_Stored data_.
• • • •
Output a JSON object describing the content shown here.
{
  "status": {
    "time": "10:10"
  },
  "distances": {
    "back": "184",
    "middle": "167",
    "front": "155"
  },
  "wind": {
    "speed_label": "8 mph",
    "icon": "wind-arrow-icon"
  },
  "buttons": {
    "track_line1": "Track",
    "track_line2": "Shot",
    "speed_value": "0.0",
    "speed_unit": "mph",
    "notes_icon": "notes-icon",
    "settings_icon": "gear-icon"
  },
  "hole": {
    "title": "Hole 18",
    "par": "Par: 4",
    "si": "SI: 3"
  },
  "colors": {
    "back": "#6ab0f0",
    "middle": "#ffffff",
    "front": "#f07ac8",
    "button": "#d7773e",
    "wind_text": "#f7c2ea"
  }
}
• • • •
_What the exercise asks_.
Print the records once more, exactly as they were given.

_Completed exercise_.
Output a JSON object describing the content shown here.
{
  "status": {
    "time": "10:10"
  },
  "distances": {
    "back": "184",
    "middle": "167",
    "front": "155"
  },
  "wind": {
    "speed_label": "8 mph",
    "icon": "wind-arrow-icon"
  },
  "buttons": {
    "track_line1": "Track",
    "track_line2": "Shot",
    "speed_value": "0.0",
    "speed_unit": "mph",
    "notes_icon": "notes-icon",
    "settings_icon": "gear-icon"
  },
  "hole": {
    "title": "Hole 18",
    "par": "Par: 4",
    "si": "SI: 3"
  },
  "colors": {
    "back": "#6ab0f0",
    "middle": "#ffffff",
    "front": "#f07ac8",
    "button": "#d7773e",
    "wind_text": "#f7c2ea"
  }
}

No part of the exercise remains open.